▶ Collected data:
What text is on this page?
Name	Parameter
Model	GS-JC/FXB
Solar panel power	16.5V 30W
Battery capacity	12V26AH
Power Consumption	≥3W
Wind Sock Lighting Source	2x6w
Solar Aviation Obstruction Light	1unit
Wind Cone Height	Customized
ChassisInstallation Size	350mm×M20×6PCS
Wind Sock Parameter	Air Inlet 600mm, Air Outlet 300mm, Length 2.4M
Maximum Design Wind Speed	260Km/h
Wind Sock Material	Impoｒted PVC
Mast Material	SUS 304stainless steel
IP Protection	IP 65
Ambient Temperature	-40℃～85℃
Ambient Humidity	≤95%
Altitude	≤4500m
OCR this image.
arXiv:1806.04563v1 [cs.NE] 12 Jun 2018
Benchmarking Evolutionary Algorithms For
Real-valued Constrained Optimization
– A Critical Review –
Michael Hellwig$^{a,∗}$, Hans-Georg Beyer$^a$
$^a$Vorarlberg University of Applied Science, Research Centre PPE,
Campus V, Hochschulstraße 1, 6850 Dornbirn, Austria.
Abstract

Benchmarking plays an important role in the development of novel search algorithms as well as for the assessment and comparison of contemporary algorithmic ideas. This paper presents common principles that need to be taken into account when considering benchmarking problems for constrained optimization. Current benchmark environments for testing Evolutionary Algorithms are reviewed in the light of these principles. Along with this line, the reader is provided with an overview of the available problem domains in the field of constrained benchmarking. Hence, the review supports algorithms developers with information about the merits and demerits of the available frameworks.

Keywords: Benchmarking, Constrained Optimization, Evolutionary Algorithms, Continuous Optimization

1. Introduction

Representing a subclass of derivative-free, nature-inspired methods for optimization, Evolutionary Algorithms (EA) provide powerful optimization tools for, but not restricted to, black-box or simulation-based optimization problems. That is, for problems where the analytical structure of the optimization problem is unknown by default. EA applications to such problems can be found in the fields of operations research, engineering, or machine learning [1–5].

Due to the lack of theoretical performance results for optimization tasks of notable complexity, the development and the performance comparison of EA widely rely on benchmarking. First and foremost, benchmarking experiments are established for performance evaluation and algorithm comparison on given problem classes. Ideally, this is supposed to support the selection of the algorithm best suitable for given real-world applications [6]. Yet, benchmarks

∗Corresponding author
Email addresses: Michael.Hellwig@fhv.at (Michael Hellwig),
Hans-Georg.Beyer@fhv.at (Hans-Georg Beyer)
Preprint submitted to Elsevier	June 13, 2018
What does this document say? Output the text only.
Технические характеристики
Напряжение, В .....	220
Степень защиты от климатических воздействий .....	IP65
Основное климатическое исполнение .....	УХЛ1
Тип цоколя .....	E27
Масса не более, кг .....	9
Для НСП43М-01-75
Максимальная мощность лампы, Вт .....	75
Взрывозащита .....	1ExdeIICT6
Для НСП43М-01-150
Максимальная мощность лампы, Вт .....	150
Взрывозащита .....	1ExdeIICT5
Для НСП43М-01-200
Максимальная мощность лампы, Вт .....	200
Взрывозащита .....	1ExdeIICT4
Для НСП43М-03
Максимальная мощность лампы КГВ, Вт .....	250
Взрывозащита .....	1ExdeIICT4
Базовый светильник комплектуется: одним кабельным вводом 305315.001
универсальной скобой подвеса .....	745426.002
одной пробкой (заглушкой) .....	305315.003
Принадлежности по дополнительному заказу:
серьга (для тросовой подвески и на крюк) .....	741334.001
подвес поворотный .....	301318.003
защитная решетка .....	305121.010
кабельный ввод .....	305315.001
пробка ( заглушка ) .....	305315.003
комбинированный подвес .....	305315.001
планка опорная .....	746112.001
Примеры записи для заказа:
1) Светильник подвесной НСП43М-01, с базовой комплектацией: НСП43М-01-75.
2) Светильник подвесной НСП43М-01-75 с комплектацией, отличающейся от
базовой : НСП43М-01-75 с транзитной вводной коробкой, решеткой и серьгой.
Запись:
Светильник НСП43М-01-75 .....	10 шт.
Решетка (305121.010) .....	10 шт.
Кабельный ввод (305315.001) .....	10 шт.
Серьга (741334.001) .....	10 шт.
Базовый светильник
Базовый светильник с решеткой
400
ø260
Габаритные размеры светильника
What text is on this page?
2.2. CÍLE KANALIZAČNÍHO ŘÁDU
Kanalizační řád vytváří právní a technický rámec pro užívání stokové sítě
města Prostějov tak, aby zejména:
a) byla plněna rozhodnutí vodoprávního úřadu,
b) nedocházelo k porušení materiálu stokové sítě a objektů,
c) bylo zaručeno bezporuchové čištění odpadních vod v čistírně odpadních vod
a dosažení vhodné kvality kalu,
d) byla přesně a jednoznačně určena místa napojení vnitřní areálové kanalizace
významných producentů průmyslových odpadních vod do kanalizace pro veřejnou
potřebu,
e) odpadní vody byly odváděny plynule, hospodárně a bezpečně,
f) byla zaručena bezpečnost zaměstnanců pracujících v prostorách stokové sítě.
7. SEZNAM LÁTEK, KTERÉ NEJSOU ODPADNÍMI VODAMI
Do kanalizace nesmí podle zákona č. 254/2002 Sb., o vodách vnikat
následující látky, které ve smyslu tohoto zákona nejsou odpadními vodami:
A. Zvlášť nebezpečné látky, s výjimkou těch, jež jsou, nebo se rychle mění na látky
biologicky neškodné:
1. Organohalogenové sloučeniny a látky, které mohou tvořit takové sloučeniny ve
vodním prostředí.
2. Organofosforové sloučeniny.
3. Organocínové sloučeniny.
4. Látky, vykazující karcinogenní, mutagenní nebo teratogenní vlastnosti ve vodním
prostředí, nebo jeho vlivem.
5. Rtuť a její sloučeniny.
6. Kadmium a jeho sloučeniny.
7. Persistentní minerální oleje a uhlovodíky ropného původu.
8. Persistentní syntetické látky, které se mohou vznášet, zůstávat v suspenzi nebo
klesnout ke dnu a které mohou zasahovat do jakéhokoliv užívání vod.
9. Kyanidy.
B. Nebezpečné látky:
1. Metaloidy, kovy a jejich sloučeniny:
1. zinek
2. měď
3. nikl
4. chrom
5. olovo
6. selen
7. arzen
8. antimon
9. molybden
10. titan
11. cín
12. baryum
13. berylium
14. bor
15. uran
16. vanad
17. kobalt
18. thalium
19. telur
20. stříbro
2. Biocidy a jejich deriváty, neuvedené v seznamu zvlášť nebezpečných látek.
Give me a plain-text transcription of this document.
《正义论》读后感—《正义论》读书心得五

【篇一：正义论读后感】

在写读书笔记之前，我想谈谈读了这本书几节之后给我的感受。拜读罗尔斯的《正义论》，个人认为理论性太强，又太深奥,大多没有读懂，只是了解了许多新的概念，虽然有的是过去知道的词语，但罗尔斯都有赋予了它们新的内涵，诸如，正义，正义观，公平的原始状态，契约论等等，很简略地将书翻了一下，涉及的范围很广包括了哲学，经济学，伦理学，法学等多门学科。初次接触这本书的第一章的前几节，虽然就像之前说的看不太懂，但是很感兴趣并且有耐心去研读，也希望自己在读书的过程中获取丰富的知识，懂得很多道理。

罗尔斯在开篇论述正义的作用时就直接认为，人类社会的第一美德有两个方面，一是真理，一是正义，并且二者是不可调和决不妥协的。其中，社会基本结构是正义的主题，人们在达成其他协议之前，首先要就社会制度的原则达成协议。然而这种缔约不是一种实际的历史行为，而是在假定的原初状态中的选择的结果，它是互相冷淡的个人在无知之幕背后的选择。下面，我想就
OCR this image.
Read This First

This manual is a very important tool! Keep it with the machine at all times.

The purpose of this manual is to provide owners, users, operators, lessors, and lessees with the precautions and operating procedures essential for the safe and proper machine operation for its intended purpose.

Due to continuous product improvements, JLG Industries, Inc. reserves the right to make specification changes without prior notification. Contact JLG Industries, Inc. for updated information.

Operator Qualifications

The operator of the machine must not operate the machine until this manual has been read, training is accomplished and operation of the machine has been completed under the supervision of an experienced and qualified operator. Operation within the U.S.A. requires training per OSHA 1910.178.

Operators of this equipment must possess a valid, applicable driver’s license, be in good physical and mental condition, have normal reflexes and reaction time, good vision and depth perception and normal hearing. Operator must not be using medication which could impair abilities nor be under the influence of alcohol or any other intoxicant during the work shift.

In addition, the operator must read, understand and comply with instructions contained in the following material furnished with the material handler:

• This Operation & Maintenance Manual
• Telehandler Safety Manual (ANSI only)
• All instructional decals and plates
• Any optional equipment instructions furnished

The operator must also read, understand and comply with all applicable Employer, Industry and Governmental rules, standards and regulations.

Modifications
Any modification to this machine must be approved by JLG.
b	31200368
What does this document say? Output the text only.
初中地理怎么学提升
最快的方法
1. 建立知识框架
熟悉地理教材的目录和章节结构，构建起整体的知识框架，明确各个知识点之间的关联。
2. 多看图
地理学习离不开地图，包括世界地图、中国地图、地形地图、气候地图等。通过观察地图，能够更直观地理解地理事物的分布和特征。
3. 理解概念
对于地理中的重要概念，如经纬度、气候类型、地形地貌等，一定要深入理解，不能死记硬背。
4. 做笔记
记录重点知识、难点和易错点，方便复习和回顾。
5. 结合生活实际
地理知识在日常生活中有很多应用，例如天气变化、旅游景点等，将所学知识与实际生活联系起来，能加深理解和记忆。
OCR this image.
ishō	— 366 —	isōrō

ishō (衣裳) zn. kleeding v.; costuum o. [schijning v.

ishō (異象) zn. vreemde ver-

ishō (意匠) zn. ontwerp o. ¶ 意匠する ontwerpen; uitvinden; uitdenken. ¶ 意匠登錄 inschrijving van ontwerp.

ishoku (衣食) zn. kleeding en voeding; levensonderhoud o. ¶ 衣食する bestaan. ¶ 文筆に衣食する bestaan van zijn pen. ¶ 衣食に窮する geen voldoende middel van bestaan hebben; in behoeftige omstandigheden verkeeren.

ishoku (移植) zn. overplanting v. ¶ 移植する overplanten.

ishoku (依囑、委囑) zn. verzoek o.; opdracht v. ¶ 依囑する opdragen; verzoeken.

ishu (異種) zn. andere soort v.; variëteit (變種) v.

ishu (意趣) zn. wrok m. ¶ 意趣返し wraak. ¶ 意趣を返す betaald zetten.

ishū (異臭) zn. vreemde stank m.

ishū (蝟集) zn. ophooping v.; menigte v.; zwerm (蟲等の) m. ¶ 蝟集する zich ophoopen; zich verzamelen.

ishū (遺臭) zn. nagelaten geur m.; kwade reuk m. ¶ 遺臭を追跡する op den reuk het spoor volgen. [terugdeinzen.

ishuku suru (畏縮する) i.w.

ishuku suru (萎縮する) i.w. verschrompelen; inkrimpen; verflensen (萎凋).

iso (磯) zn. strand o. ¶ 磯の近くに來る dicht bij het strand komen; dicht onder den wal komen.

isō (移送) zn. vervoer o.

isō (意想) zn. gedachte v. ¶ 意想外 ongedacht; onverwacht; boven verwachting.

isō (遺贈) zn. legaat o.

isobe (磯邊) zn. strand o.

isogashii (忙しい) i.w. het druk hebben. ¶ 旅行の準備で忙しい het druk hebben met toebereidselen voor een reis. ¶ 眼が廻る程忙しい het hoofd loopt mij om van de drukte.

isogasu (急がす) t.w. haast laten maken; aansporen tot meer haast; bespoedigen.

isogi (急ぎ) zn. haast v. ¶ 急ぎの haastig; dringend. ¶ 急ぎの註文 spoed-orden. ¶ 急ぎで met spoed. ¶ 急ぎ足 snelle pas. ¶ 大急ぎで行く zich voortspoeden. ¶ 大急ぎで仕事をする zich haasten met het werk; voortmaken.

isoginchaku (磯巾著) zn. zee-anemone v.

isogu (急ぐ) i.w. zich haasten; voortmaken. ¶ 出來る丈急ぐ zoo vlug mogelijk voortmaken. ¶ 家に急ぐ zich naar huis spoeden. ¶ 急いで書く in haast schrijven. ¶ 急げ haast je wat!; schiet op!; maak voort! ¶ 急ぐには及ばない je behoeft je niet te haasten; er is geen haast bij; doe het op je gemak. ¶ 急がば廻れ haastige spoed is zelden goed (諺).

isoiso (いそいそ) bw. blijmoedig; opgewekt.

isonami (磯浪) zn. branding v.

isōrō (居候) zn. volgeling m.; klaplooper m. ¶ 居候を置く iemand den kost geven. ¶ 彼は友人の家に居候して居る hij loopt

▶ WHAT TO WORK ON: Return only the number of lines in the data above that include the word "equipment".

▶ SOLUTION FOR THIS EXERCISE: 2